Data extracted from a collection
============================================================

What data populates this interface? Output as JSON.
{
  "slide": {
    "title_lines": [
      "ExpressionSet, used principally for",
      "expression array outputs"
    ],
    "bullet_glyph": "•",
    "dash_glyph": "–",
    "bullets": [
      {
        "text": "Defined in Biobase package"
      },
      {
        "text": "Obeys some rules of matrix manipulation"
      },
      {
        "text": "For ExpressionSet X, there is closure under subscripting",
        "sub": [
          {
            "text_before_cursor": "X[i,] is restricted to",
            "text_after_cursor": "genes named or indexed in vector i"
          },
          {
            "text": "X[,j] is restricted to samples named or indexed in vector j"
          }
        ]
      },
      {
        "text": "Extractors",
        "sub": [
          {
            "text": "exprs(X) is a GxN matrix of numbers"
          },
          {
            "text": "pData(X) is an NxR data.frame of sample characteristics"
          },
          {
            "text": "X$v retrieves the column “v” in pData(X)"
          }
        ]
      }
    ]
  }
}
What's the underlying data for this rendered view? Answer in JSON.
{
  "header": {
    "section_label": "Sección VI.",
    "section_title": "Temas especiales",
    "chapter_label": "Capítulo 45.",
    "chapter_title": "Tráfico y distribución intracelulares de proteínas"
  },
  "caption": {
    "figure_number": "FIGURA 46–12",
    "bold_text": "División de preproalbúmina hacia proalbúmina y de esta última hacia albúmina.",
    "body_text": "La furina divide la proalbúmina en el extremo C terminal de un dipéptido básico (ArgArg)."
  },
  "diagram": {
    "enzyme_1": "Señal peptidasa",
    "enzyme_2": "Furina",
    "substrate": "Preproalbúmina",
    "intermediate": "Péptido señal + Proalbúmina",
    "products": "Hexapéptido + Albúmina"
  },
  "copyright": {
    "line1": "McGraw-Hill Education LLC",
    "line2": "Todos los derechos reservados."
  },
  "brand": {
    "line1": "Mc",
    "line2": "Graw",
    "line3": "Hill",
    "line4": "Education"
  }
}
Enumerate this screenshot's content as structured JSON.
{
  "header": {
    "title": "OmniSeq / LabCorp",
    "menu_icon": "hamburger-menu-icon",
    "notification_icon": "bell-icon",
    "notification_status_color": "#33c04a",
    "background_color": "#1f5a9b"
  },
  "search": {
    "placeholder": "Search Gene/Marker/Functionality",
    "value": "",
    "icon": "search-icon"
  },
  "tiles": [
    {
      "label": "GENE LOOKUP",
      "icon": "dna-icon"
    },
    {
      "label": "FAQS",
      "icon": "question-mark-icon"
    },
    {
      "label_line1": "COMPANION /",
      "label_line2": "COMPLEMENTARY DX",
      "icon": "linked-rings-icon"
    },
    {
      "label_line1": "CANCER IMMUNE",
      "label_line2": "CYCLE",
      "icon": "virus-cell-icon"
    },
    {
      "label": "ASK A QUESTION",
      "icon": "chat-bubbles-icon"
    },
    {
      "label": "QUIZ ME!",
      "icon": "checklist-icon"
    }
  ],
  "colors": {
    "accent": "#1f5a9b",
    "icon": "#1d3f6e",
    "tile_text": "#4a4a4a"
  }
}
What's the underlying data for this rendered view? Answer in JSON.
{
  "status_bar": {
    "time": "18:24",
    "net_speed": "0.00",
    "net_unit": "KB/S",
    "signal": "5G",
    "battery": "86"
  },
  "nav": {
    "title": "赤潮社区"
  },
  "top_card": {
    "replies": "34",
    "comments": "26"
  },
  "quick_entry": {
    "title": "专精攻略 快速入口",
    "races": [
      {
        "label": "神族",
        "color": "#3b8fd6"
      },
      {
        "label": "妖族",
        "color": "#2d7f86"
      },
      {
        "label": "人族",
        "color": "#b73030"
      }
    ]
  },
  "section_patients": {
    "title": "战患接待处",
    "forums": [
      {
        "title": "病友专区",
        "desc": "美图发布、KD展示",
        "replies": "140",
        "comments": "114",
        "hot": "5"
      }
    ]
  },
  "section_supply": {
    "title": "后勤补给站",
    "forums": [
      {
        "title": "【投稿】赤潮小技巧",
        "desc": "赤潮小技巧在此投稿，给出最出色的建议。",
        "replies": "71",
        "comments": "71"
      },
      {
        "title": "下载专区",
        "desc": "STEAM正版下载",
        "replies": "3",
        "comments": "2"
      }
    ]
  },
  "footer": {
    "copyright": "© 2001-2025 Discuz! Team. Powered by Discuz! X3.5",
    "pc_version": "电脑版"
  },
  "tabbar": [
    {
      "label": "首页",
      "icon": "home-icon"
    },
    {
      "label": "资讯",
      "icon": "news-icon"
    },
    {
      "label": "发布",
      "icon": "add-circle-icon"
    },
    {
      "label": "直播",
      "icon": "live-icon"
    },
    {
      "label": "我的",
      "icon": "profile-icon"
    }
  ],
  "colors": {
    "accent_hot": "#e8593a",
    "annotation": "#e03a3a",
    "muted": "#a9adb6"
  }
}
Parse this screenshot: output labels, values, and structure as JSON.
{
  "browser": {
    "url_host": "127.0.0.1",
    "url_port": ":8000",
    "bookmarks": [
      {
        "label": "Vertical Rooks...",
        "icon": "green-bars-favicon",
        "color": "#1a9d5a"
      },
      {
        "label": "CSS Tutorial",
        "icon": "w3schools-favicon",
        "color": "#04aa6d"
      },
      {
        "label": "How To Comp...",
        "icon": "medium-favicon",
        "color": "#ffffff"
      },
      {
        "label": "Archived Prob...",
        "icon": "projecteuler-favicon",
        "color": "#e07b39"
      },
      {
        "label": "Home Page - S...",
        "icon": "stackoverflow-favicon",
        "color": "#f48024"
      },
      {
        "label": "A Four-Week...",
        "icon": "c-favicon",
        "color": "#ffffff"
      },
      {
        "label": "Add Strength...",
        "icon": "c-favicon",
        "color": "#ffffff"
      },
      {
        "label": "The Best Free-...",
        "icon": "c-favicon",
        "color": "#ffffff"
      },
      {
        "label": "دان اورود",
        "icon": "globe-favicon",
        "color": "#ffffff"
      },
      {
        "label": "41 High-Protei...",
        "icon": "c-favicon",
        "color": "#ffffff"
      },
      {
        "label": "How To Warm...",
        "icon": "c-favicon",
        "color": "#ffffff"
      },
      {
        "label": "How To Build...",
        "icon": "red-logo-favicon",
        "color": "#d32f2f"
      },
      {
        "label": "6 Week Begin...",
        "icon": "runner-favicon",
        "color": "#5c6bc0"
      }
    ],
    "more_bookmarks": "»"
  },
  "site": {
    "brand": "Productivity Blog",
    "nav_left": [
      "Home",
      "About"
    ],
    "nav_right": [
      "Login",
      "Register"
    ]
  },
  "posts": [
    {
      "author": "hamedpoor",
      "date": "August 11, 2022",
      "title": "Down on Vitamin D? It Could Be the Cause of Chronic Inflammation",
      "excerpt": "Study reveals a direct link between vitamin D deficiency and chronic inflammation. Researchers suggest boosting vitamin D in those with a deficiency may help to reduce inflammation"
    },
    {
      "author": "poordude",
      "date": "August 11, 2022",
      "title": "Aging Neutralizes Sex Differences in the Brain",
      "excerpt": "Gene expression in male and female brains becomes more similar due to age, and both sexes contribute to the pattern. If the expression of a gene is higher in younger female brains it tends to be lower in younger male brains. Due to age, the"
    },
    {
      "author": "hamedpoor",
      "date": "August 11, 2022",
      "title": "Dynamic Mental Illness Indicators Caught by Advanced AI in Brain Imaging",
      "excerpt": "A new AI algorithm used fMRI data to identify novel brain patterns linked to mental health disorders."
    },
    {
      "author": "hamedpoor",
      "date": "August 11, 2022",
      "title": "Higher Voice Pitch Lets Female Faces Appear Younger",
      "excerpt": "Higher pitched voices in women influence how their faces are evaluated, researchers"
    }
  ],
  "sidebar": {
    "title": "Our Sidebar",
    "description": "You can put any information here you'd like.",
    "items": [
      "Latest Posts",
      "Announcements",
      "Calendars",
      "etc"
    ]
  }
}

============================================================

- [Task details]: Which lines above hold the string "comments"? Copy every one of them.

- [Finished task]:
    "comments": "26"
        "comments": "114",
        "comments": "71"
        "comments": "2"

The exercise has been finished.